_Zitierter Text_
((

Eine Runde zuvor hatte die Eintracht bereits UEFA-Cup-Sieger Schalke 04 rausgeworfen, in der Gäste-Kabine ist das Loch noch zu sehen, dass aus der Wut über die Blamage entstanden ist. Auch bei Borussia Dortmund reißt die Eintracht aus Trier an diesem Nachmittag tiefe Wunden. Pokal-Schreck Rudi Thömmes, der schon das entscheidende 1:0 gegen Schalke erzielt hat, schlägt wieder zu. Nach 37 Minuten führen die Trierer schon wieder gegen einen Europacup-Sieger und wieder brechen sie nicht ein. Im Gegenteil: Als Rene Schneider Thömmes (wen sonst?) im Strafraum legt, erhöht Czakon per Elfmeter auf 2:0 (50.). Scalas zweiter Anzug ist dünn: Lars Ricken, Stefan Reuter, Stephane Chapuisat und allen voran Matthias Sammer fehlen. Er kann nur Talente einwechseln: Wladimir But, Jovan Kirovski, Bashiru Gambo. Ins Tor aber trifft nur das alte Schlachtross Kohler.

))

_Material_

((

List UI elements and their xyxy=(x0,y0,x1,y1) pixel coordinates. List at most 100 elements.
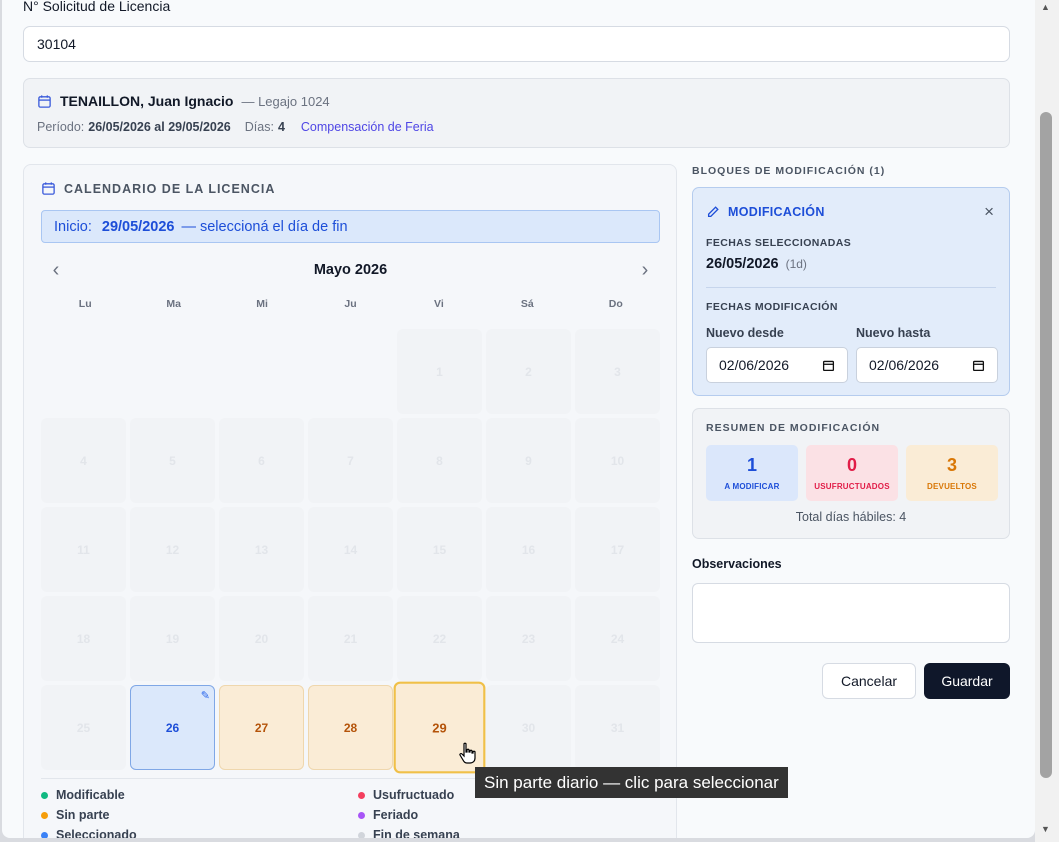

))

_Aufgabe_
Wiederhole den Text über das Pokalspiel der Eintracht Trier gegen Borussia Dortmund vollständig und ohne jede Änderung. Das Material wird für die Bearbeitung nicht benötigt.

_Lösung_
Eine Runde zuvor hatte die Eintracht bereits UEFA-Cup-Sieger Schalke 04 rausgeworfen, in der Gäste-Kabine ist das Loch noch zu sehen, dass aus der Wut über die Blamage entstanden ist. Auch bei Borussia Dortmund reißt die Eintracht aus Trier an diesem Nachmittag tiefe Wunden. Pokal-Schreck Rudi Thömmes, der schon das entscheidende 1:0 gegen Schalke erzielt hat, schlägt wieder zu. Nach 37 Minuten führen die Trierer schon wieder gegen einen Europacup-Sieger und wieder brechen sie nicht ein. Im Gegenteil: Als Rene Schneider Thömmes (wen sonst?) im Strafraum legt, erhöht Czakon per Elfmeter auf 2:0 (50.). Scalas zweiter Anzug ist dünn: Lars Ricken, Stefan Reuter, Stephane Chapuisat und allen voran Matthias Sammer fehlen. Er kann nur Talente einwechseln: Wladimir But, Jovan Kirovski, Bashiru Gambo. Ins Tor aber trifft nur das alte Schlachtross Kohler.